Jonas Kaufmann et Helmut Deutsch subliment l’art du Lied au Théâtre des Champs-Élysées
Dans le cadre d’une grande tournée européenne (ils étaient l'avant-veille à Bordeaux avec le même programme) et d'une Production Les Grandes Voix, le grand ténor Jonas Kaufmann, accompagné de son pianiste de toujours, le tout aussi grand Helmut Deutsch, s'arrête pour un soir au Théâtre des Champs-Élysées, avec un programme aussi audacieux qu’intelligent. Quatre immenses compositeurs de Lieder, et de grands poètes sont ici brillamment réunis : Franz Liszt (Heinrich Heine et Goethe), Gustav Mahler (Friedrich Rückert), Hugo Wolf (Heine) et Richard Strauss (Joseph von Eichendorff et Hermann Hesse). Les deux artistes mêlent avec goût et savoir-faire les œuvres phares du répertoire et celles beaucoup moins connues du grand public, les Lieder écrits pour piano et ceux écrits à l'origine pour orchestre (les Rückert Lieder de Mahler et les Vier Letzte Lieder de Strauss), dans des interprétations toujours d’une grande intensité.
Le récital, qui débute avec six Lieder de Liszt, s’ouvre de façon abrupte avec Vergiftet sind meine Lieder (Empoisonnés sont mes chants), dont le premier accord annonce d’emblée toute l’amertume. Ensuite vient le beaucoup plus charmant Im Rhein, im schönen Strome (Le Rhin, ce beau fleuve), dans lequel le ténor peut à loisir déployer ses graves si captivants. Suivent Freudvoll und Leidvoll (Joyeuse et souffrante), Es war ein König in Thule (Il était un roi de Thulé), puis Ihr Glocken von Marling (Cloches de Marling), et enfin Die drei Zigeuner (Les Trois Tziganes).
Les deux artistes montrent très vite l'étendue de leurs talents respectifs, aussi bien techniques qu’expressifs. Tout est parfaitement ciselé, aussi bien au piano qu'au chant, malgré quelques aigus un peu durs, sûrement dus à la fatigue de la tournée. Après tant d’années de collaboration, l'entente entre les deux musiciens n’a fait que grandir, et on sent une réelle complicité entre eux. Avec beaucoup de sobriété, Kaufmann raconte absolument chaque mot, chaque émotion, et captive l’audience notamment par ses nuances extrêmes.

|---|

* CONSIGNE *
Poursuivez le compte rendu du récital de Jonas Kaufmann et Helmut Deutsch ci-dessus, en reprenant juste après sa dernière phrase.

* DONNÉES ENREGISTRÉES *
|---|

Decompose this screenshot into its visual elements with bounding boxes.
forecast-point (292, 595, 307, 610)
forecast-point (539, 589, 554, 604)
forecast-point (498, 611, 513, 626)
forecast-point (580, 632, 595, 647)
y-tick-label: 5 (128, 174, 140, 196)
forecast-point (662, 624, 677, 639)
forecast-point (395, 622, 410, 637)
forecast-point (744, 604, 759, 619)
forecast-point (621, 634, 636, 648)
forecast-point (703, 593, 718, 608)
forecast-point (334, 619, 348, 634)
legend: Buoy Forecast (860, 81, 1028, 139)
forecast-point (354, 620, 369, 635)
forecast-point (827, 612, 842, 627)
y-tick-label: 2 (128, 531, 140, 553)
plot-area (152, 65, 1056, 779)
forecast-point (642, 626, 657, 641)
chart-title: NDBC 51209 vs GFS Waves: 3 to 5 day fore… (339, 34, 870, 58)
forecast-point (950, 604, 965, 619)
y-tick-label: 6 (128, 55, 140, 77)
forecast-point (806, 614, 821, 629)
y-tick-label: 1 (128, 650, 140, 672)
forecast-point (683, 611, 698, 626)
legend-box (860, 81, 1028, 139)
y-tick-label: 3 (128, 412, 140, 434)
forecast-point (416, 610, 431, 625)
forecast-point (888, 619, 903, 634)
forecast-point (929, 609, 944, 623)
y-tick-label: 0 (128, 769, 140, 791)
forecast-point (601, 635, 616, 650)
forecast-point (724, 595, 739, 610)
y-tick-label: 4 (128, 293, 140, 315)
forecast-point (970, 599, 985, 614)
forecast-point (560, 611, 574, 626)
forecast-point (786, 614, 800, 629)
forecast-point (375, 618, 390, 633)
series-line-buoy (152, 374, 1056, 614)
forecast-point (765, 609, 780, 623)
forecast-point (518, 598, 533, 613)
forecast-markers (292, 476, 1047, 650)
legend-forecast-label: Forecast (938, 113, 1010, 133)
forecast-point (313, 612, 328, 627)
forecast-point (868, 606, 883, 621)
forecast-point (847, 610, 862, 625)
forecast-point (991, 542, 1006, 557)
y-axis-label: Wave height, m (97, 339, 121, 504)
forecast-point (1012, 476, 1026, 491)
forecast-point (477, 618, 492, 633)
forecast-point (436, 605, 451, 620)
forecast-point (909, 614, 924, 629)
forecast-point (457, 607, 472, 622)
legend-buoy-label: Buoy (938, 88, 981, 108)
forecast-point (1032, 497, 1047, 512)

|---|

* RÉSULTAT *
Pour clore la première partie, le duo s’attaque à une œuvre maîtresse, écrite à l’origine pour orchestre (sauf Liebst du um Schönheit) : les cinq Rückert Lieder, interprétés le plus souvent par des femmes. Si la justesse du ténor est parfois à sa limite, la tension qu'il crée avec le piano est d’une grande sensualité. Il offre une interprétation sincère, allant presque jusqu'à la candeur, notamment dans Liebst du um Schönheit. Deutsch fait oublier que ces morceaux étaient conçus pour l'orchestre, tant son accompagnement est riche, dans les timbres, les nuances, et les intentions. Le tout est d’une incroyable intensité.
Le duo revient après l’entracte avec Hugo Wolf et son recueil Liederstrauss. Kaufmann s’y montre une nouvelle fois capable de pianissimi époustouflants, et c’en est presque un soulagement lorsqu'il déploie toute sa voix sans en diminuer la densité.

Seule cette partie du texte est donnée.